Required task ▸ Output the records exactly. Include every line.

--- Information given ---

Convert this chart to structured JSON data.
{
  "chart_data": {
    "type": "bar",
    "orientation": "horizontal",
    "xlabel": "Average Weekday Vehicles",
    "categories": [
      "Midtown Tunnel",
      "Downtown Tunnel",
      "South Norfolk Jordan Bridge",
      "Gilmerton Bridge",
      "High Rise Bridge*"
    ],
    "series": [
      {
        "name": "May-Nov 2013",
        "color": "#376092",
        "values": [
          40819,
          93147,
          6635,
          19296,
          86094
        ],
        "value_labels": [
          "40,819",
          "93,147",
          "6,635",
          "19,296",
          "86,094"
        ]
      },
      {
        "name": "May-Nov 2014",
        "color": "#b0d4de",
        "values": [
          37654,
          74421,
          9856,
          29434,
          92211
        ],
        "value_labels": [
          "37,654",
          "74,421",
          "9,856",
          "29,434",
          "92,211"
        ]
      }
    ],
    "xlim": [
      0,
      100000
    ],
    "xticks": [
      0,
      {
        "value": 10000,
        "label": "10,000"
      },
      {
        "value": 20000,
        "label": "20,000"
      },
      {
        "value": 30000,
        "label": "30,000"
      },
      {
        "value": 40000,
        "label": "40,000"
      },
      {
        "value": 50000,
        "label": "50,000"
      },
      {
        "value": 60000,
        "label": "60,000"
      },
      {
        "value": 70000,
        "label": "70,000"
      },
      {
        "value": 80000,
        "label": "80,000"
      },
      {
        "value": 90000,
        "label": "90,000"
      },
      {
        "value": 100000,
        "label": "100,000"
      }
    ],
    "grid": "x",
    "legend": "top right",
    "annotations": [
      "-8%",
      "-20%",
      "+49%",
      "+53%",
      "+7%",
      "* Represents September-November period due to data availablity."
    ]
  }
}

---

Expected answer ▸
Convert this chart to structured JSON data.
{
  "chart_data": {
    "type": "bar",
    "orientation": "horizontal",
    "xlabel": "Average Weekday Vehicles",
    "categories": [
      "Midtown Tunnel",
      "Downtown Tunnel",
      "South Norfolk Jordan Bridge",
      "Gilmerton Bridge",
      "High Rise Bridge*"
    ],
    "series": [
      {
        "name": "May-Nov 2013",
        "color": "#376092",
        "values": [
          40819,
          93147,
          6635,
          19296,
          86094
        ],
        "value_labels": [
          "40,819",
          "93,147",
          "6,635",
          "19,296",
          "86,094"
        ]
      },
      {
        "name": "May-Nov 2014",
        "color": "#b0d4de",
        "values": [
          37654,
          74421,
          9856,
          29434,
          92211
        ],
        "value_labels": [
          "37,654",
          "74,421",
          "9,856",
          "29,434",
          "92,211"
        ]
      }
    ],
    "xlim": [
      0,
      100000
    ],
    "xticks": [
      0,
      {
        "value": 10000,
        "label": "10,000"
      },
      {
        "value": 20000,
        "label": "20,000"
      },
      {
        "value": 30000,
        "label": "30,000"
      },
      {
        "value": 40000,
        "label": "40,000"
      },
      {
        "value": 50000,
        "label": "50,000"
      },
      {
        "value": 60000,
        "label": "60,000"
      },
      {
        "value": 70000,
        "label": "70,000"
      },
      {
        "value": 80000,
        "label": "80,000"
      },
      {
        "value": 90000,
        "label": "90,000"
      },
      {
        "value": 100000,
        "label": "100,000"
      }
    ],
    "grid": "x",
    "legend": "top right",
    "annotations": [
      "-8%",
      "-20%",
      "+49%",
      "+53%",
      "+7%",
      "* Represents September-November period due to data availablity."
    ]
  }
}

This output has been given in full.